Given exercise:
In the material below, find each line holding the string "территориальные" and copy it.

Material for the task:

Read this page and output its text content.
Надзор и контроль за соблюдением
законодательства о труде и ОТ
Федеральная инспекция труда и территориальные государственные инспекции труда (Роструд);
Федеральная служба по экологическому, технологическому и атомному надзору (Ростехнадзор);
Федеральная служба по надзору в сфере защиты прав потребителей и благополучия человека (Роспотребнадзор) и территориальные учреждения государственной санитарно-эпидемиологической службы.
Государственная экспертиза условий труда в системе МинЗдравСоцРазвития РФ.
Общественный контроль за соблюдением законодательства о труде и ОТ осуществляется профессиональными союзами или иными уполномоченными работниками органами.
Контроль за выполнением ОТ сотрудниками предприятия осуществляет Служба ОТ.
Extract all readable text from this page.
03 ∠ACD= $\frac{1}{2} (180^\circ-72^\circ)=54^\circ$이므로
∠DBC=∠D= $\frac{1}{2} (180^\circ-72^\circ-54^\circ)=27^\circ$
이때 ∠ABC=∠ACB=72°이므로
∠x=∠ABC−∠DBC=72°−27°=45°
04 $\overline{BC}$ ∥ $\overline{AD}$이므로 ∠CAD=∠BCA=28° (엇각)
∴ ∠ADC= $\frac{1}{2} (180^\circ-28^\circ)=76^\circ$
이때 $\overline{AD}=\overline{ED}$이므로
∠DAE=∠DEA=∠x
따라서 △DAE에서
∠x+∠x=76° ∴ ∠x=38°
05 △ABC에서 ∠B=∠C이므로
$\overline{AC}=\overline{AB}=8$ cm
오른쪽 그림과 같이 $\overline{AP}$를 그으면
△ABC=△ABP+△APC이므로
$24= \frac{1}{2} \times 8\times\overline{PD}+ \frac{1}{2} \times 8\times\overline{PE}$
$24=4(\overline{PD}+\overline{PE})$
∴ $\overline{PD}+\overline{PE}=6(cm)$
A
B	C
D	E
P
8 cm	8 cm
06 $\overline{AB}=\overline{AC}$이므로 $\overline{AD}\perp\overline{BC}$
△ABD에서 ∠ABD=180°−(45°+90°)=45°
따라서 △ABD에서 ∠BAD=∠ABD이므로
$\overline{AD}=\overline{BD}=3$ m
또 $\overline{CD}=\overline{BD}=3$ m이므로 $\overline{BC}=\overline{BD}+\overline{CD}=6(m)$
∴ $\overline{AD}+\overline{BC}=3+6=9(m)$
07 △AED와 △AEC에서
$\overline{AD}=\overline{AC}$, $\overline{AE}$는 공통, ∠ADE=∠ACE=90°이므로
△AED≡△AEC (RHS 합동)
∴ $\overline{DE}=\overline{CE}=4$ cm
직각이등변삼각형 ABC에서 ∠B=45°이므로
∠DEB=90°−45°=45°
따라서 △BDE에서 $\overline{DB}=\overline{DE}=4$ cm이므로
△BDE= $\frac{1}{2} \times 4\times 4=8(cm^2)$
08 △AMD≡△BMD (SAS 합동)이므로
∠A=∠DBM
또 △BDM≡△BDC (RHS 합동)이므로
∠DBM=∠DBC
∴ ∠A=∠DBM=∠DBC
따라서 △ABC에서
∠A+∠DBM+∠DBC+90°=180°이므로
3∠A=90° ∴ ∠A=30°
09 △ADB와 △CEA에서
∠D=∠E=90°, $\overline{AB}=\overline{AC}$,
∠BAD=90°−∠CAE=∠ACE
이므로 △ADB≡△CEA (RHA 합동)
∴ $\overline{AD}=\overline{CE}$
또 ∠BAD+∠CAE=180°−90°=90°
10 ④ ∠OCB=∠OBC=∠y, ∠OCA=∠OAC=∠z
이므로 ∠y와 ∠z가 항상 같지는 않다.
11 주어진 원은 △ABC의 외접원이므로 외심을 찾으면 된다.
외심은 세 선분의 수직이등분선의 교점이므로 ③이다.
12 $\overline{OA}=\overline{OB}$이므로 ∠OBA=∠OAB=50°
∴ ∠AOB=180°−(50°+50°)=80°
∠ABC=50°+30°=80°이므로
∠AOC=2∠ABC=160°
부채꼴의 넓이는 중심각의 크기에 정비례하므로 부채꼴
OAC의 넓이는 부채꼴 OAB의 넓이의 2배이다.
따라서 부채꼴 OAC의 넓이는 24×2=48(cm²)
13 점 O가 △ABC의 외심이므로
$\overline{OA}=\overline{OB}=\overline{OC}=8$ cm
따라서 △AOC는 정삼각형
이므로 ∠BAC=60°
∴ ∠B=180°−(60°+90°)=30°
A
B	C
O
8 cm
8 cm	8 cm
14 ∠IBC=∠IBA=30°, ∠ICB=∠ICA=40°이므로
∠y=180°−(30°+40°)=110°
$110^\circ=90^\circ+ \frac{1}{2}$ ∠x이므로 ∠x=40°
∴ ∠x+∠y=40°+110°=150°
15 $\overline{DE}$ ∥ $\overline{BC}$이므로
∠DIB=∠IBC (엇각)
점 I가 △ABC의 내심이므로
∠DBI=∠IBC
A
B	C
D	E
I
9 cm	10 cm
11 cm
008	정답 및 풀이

Response to this exercise:
Федеральная инспекция труда и территориальные государственные инспекции труда (Роструд);
Федеральная служба по надзору в сфере защиты прав потребителей и благополучия человека (Роспотребнадзор) и территориальные учреждения государственной санитарно-эпидемиологической службы.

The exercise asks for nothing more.